> DATA PROVIDED
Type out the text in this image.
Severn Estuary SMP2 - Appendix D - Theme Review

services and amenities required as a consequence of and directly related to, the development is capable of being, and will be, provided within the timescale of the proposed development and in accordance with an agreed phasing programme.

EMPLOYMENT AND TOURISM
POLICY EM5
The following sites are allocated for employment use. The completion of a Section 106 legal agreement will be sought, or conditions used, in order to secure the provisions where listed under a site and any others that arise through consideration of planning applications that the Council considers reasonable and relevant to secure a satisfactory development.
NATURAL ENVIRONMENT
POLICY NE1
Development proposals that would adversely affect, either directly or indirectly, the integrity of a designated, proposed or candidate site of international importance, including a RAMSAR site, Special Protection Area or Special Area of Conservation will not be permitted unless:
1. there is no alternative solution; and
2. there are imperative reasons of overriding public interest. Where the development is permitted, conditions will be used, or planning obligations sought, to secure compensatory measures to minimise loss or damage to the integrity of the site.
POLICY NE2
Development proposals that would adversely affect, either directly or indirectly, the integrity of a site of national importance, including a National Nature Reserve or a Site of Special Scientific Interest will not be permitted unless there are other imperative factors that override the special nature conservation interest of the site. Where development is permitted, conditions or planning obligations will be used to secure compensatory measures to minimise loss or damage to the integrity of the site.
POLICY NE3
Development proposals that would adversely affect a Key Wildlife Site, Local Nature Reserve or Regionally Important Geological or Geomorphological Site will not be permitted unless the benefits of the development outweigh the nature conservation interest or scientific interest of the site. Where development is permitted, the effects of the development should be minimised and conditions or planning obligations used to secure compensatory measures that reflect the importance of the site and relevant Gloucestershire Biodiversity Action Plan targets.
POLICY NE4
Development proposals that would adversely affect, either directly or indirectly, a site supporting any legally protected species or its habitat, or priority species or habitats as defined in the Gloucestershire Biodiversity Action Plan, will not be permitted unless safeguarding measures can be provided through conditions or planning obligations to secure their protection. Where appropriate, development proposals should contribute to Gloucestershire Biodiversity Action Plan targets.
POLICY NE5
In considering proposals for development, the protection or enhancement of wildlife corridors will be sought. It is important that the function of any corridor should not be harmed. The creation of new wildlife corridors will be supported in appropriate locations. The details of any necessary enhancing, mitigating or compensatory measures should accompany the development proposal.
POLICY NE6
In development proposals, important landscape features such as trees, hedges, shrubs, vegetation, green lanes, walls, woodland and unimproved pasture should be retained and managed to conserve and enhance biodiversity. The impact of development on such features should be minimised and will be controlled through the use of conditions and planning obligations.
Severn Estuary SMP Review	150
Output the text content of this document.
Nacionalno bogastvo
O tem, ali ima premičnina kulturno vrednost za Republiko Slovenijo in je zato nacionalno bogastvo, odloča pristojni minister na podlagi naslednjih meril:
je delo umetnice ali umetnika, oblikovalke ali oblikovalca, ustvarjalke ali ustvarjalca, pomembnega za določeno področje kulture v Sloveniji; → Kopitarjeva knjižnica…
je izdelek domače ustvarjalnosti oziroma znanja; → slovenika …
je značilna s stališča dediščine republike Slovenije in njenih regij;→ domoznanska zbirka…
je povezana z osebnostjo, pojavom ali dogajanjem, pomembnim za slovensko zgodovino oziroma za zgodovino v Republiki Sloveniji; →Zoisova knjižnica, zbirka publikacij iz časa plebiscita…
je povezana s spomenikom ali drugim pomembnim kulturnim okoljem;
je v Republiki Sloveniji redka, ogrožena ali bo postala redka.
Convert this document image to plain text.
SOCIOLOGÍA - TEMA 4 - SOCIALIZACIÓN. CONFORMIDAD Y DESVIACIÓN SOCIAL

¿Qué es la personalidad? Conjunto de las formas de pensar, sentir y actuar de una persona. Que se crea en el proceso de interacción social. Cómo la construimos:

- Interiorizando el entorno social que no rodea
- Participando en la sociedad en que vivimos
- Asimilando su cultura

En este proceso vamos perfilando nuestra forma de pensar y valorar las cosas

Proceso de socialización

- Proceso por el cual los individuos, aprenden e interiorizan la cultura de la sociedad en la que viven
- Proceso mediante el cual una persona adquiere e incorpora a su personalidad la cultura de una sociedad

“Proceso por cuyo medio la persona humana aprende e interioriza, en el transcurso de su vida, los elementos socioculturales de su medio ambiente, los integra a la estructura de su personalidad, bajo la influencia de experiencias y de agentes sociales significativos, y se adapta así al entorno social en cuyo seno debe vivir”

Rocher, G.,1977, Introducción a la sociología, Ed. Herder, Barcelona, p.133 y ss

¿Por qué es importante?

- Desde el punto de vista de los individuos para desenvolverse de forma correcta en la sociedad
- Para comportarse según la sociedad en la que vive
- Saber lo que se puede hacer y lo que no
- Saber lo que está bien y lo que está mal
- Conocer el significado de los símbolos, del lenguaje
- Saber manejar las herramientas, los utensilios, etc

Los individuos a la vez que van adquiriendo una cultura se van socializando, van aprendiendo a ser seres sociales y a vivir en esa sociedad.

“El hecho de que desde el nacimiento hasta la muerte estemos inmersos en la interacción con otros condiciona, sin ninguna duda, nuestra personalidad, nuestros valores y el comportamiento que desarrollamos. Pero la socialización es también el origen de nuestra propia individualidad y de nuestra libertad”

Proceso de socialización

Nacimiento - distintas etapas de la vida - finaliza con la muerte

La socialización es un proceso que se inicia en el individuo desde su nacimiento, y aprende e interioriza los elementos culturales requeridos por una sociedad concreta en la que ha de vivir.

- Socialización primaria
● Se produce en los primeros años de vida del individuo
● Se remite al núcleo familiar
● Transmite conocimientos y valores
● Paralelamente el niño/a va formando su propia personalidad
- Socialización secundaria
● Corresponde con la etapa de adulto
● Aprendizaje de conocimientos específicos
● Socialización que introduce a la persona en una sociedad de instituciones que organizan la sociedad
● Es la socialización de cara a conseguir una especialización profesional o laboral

> PROBLEM DETAILS
From the material above, gather all lines that include the string "Review" and copy them.

> RESULT OF THE EXERCISE
Severn Estuary SMP2 - Appendix D - Theme Review
Severn Estuary SMP Review	150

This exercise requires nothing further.